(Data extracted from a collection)
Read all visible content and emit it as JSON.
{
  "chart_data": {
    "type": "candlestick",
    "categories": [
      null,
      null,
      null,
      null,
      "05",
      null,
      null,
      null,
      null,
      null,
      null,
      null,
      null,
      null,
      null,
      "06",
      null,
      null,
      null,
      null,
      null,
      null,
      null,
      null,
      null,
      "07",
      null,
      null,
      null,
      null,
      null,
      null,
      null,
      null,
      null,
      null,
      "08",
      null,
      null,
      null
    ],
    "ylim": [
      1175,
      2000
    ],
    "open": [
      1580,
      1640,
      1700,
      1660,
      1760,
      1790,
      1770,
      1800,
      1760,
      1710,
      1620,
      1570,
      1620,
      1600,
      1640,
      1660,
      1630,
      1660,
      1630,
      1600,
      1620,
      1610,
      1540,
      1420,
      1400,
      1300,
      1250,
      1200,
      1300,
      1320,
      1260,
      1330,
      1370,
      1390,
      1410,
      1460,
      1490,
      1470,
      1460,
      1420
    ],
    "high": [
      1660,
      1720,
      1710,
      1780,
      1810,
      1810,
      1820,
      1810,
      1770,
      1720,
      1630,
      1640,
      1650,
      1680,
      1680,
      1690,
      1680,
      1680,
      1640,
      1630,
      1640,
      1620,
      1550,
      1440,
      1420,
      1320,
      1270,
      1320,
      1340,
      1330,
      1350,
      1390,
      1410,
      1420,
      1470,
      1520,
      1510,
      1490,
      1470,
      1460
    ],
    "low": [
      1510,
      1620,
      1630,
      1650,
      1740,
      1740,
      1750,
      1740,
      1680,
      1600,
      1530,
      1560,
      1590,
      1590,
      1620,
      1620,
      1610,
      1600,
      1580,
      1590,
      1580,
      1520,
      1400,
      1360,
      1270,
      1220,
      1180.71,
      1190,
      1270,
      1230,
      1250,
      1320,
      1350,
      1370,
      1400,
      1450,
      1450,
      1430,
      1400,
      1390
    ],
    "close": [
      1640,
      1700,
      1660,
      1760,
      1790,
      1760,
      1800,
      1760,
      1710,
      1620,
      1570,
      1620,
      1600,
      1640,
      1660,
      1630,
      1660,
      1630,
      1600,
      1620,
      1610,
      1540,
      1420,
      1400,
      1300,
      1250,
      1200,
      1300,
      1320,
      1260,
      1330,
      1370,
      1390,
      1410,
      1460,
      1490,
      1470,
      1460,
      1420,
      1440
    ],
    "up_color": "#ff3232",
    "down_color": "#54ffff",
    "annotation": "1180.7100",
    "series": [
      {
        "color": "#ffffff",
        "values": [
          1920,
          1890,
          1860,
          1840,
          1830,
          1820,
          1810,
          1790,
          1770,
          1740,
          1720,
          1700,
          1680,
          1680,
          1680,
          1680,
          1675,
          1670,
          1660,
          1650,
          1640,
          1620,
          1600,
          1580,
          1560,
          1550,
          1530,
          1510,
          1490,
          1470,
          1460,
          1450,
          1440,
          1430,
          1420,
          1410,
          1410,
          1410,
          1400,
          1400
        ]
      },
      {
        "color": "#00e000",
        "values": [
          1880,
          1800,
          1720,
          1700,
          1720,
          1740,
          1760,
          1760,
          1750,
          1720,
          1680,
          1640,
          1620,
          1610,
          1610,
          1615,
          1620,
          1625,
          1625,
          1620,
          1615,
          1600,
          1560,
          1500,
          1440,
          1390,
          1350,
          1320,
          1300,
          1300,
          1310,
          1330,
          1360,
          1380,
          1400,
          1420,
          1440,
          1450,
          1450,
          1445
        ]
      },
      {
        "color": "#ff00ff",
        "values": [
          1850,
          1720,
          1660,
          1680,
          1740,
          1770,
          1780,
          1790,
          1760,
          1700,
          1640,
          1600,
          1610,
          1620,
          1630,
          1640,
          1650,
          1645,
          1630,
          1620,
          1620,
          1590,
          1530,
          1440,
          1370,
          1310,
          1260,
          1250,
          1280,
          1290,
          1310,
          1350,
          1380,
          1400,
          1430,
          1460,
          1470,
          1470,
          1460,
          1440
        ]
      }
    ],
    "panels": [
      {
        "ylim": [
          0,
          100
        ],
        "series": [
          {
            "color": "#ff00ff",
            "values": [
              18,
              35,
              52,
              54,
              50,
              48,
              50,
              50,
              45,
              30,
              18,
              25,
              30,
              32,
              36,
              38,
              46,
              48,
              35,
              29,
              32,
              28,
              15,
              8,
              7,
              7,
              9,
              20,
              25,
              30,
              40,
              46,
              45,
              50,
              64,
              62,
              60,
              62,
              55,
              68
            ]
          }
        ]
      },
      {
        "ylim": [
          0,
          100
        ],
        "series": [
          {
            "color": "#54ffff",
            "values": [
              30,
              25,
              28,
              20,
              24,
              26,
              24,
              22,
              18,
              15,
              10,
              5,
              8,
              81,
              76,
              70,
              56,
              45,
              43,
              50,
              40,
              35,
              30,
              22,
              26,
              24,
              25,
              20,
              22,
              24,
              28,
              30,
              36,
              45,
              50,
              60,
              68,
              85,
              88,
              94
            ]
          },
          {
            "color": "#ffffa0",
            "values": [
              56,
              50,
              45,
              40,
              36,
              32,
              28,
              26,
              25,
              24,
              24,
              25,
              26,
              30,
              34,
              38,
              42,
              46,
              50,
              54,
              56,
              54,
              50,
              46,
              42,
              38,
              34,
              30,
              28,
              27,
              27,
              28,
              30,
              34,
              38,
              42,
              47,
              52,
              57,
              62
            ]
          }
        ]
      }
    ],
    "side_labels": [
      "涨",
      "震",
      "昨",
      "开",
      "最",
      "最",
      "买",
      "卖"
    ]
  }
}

● **Exercise**
Please reproduce every line of the material word for word.

● **Solution to the problem**
Read all visible content and emit it as JSON.
{
  "chart_data": {
    "type": "candlestick",
    "categories": [
      null,
      null,
      null,
      null,
      "05",
      null,
      null,
      null,
      null,
      null,
      null,
      null,
      null,
      null,
      null,
      "06",
      null,
      null,
      null,
      null,
      null,
      null,
      null,
      null,
      null,
      "07",
      null,
      null,
      null,
      null,
      null,
      null,
      null,
      null,
      null,
      null,
      "08",
      null,
      null,
      null
    ],
    "ylim": [
      1175,
      2000
    ],
    "open": [
      1580,
      1640,
      1700,
      1660,
      1760,
      1790,
      1770,
      1800,
      1760,
      1710,
      1620,
      1570,
      1620,
      1600,
      1640,
      1660,
      1630,
      1660,
      1630,
      1600,
      1620,
      1610,
      1540,
      1420,
      1400,
      1300,
      1250,
      1200,
      1300,
      1320,
      1260,
      1330,
      1370,
      1390,
      1410,
      1460,
      1490,
      1470,
      1460,
      1420
    ],
    "high": [
      1660,
      1720,
      1710,
      1780,
      1810,
      1810,
      1820,
      1810,
      1770,
      1720,
      1630,
      1640,
      1650,
      1680,
      1680,
      1690,
      1680,
      1680,
      1640,
      1630,
      1640,
      1620,
      1550,
      1440,
      1420,
      1320,
      1270,
      1320,
      1340,
      1330,
      1350,
      1390,
      1410,
      1420,
      1470,
      1520,
      1510,
      1490,
      1470,
      1460
    ],
    "low": [
      1510,
      1620,
      1630,
      1650,
      1740,
      1740,
      1750,
      1740,
      1680,
      1600,
      1530,
      1560,
      1590,
      1590,
      1620,
      1620,
      1610,
      1600,
      1580,
      1590,
      1580,
      1520,
      1400,
      1360,
      1270,
      1220,
      1180.71,
      1190,
      1270,
      1230,
      1250,
      1320,
      1350,
      1370,
      1400,
      1450,
      1450,
      1430,
      1400,
      1390
    ],
    "close": [
      1640,
      1700,
      1660,
      1760,
      1790,
      1760,
      1800,
      1760,
      1710,
      1620,
      1570,
      1620,
      1600,
      1640,
      1660,
      1630,
      1660,
      1630,
      1600,
      1620,
      1610,
      1540,
      1420,
      1400,
      1300,
      1250,
      1200,
      1300,
      1320,
      1260,
      1330,
      1370,
      1390,
      1410,
      1460,
      1490,
      1470,
      1460,
      1420,
      1440
    ],
    "up_color": "#ff3232",
    "down_color": "#54ffff",
    "annotation": "1180.7100",
    "series": [
      {
        "color": "#ffffff",
        "values": [
          1920,
          1890,
          1860,
          1840,
          1830,
          1820,
          1810,
          1790,
          1770,
          1740,
          1720,
          1700,
          1680,
          1680,
          1680,
          1680,
          1675,
          1670,
          1660,
          1650,
          1640,
          1620,
          1600,
          1580,
          1560,
          1550,
          1530,
          1510,
          1490,
          1470,
          1460,
          1450,
          1440,
          1430,
          1420,
          1410,
          1410,
          1410,
          1400,
          1400
        ]
      },
      {
        "color": "#00e000",
        "values": [
          1880,
          1800,
          1720,
          1700,
          1720,
          1740,
          1760,
          1760,
          1750,
          1720,
          1680,
          1640,
          1620,
          1610,
          1610,
          1615,
          1620,
          1625,
          1625,
          1620,
          1615,
          1600,
          1560,
          1500,
          1440,
          1390,
          1350,
          1320,
          1300,
          1300,
          1310,
          1330,
          1360,
          1380,
          1400,
          1420,
          1440,
          1450,
          1450,
          1445
        ]
      },
      {
        "color": "#ff00ff",
        "values": [
          1850,
          1720,
          1660,
          1680,
          1740,
          1770,
          1780,
          1790,
          1760,
          1700,
          1640,
          1600,
          1610,
          1620,
          1630,
          1640,
          1650,
          1645,
          1630,
          1620,
          1620,
          1590,
          1530,
          1440,
          1370,
          1310,
          1260,
          1250,
          1280,
          1290,
          1310,
          1350,
          1380,
          1400,
          1430,
          1460,
          1470,
          1470,
          1460,
          1440
        ]
      }
    ],
    "panels": [
      {
        "ylim": [
          0,
          100
        ],
        "series": [
          {
            "color": "#ff00ff",
            "values": [
              18,
              35,
              52,
              54,
              50,
              48,
              50,
              50,
              45,
              30,
              18,
              25,
              30,
              32,
              36,
              38,
              46,
              48,
              35,
              29,
              32,
              28,
              15,
              8,
              7,
              7,
              9,
              20,
              25,
              30,
              40,
              46,
              45,
              50,
              64,
              62,
              60,
              62,
              55,
              68
            ]
          }
        ]
      },
      {
        "ylim": [
          0,
          100
        ],
        "series": [
          {
            "color": "#54ffff",
            "values": [
              30,
              25,
              28,
              20,
              24,
              26,
              24,
              22,
              18,
              15,
              10,
              5,
              8,
              81,
              76,
              70,
              56,
              45,
              43,
              50,
              40,
              35,
              30,
              22,
              26,
              24,
              25,
              20,
              22,
              24,
              28,
              30,
              36,
              45,
              50,
              60,
              68,
              85,
              88,
              94
            ]
          },
          {
            "color": "#ffffa0",
            "values": [
              56,
              50,
              45,
              40,
              36,
              32,
              28,
              26,
              25,
              24,
              24,
              25,
              26,
              30,
              34,
              38,
              42,
              46,
              50,
              54,
              56,
              54,
              50,
              46,
              42,
              38,
              34,
              30,
              28,
              27,
              27,
              28,
              30,
              34,
              38,
              42,
              47,
              52,
              57,
              62
            ]
          }
        ]
      }
    ],
    "side_labels": [
      "涨",
      "震",
      "昨",
      "开",
      "最",
      "最",
      "买",
      "卖"
    ]
  }
}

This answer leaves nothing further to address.